Recorded data:
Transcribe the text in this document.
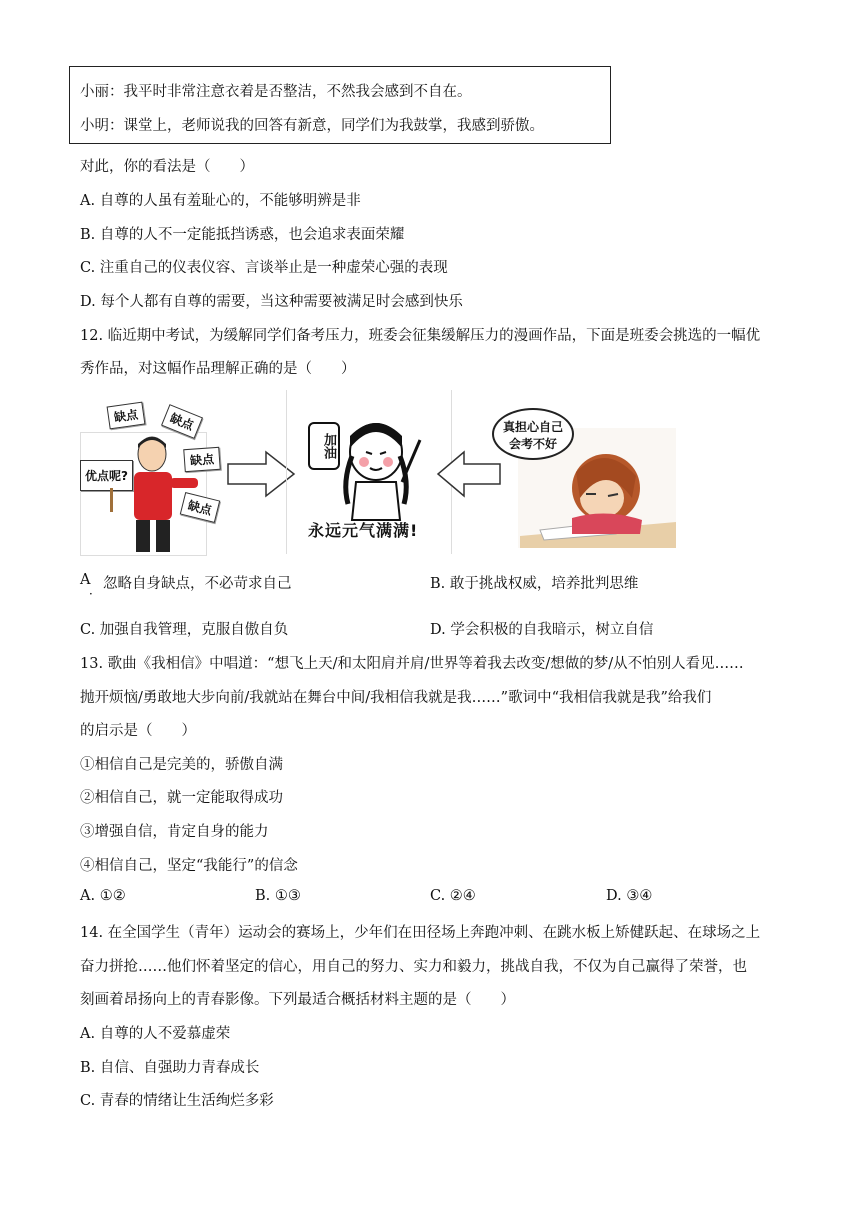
小丽：我平时非常注意衣着是否整洁，不然我会感到不自在。
小明：课堂上，老师说我的回答有新意，同学们为我鼓掌，我感到骄傲。
对此，你的看法是（　　）
A. 自尊的人虽有羞耻心的，不能够明辨是非
B. 自尊的人不一定能抵挡诱惑，也会追求表面荣耀
C. 注重自己的仪表仪容、言谈举止是一种虚荣心强的表现
D. 每个人都有自尊的需要，当这种需要被满足时会感到快乐
12. 临近期中考试，为缓解同学们备考压力，班委会征集缓解压力的漫画作品，下面是班委会挑选的一幅优
秀作品，对这幅作品理解正确的是（　　）
缺点	缺点
缺点
缺点
优点呢?
加油
永远元气满满!
真担心自己
会考不好
A
． 忽略自身缺点，不必苛求自己	B. 敢于挑战权威，培养批判思维
C. 加强自我管理，克服自傲自负	D. 学会积极的自我暗示，树立自信
13. 歌曲《我相信》中唱道：“想飞上天/和太阳肩并肩/世界等着我去改变/想做的梦/从不怕别人看见……
抛开烦恼/勇敢地大步向前/我就站在舞台中间/我相信我就是我……”歌词中“我相信我就是我”给我们
的启示是（　　）
①相信自己是完美的，骄傲自满
②相信自己，就一定能取得成功
③增强自信，肯定自身的能力
④相信自己，坚定“我能行”的信念
A. ①②	B. ①③	C. ②④	D. ③④
14. 在全国学生（青年）运动会的赛场上，少年们在田径场上奔跑冲刺、在跳水板上矫健跃起、在球场之上
奋力拼抢……他们怀着坚定的信心，用自己的努力、实力和毅力，挑战自我，不仅为自己赢得了荣誉，也
刻画着昂扬向上的青春影像。下列最适合概括材料主题的是（　　）
A. 自尊的人不爱慕虚荣
B. 自信、自强助力青春成长
C. 青春的情绪让生活绚烂多彩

Short task: Pictures in the records above should not be copied. Repeat everything else exactly.

The completed task:
Transcribe the text in this document.
小丽：我平时非常注意衣着是否整洁，不然我会感到不自在。
小明：课堂上，老师说我的回答有新意，同学们为我鼓掌，我感到骄傲。
对此，你的看法是（　　）
A. 自尊的人虽有羞耻心的，不能够明辨是非
B. 自尊的人不一定能抵挡诱惑，也会追求表面荣耀
C. 注重自己的仪表仪容、言谈举止是一种虚荣心强的表现
D. 每个人都有自尊的需要，当这种需要被满足时会感到快乐
12. 临近期中考试，为缓解同学们备考压力，班委会征集缓解压力的漫画作品，下面是班委会挑选的一幅优
秀作品，对这幅作品理解正确的是（　　）
缺点	缺点
缺点
缺点
优点呢?
加油
永远元气满满!
真担心自己
会考不好
A
． 忽略自身缺点，不必苛求自己	B. 敢于挑战权威，培养批判思维
C. 加强自我管理，克服自傲自负	D. 学会积极的自我暗示，树立自信
13. 歌曲《我相信》中唱道：“想飞上天/和太阳肩并肩/世界等着我去改变/想做的梦/从不怕别人看见……
抛开烦恼/勇敢地大步向前/我就站在舞台中间/我相信我就是我……”歌词中“我相信我就是我”给我们
的启示是（　　）
①相信自己是完美的，骄傲自满
②相信自己，就一定能取得成功
③增强自信，肯定自身的能力
④相信自己，坚定“我能行”的信念
A. ①②	B. ①③	C. ②④	D. ③④
14. 在全国学生（青年）运动会的赛场上，少年们在田径场上奔跑冲刺、在跳水板上矫健跃起、在球场之上
奋力拼抢……他们怀着坚定的信心，用自己的努力、实力和毅力，挑战自我，不仅为自己赢得了荣誉，也
刻画着昂扬向上的青春影像。下列最适合概括材料主题的是（　　）
A. 自尊的人不爱慕虚荣
B. 自信、自强助力青春成长
C. 青春的情绪让生活绚烂多彩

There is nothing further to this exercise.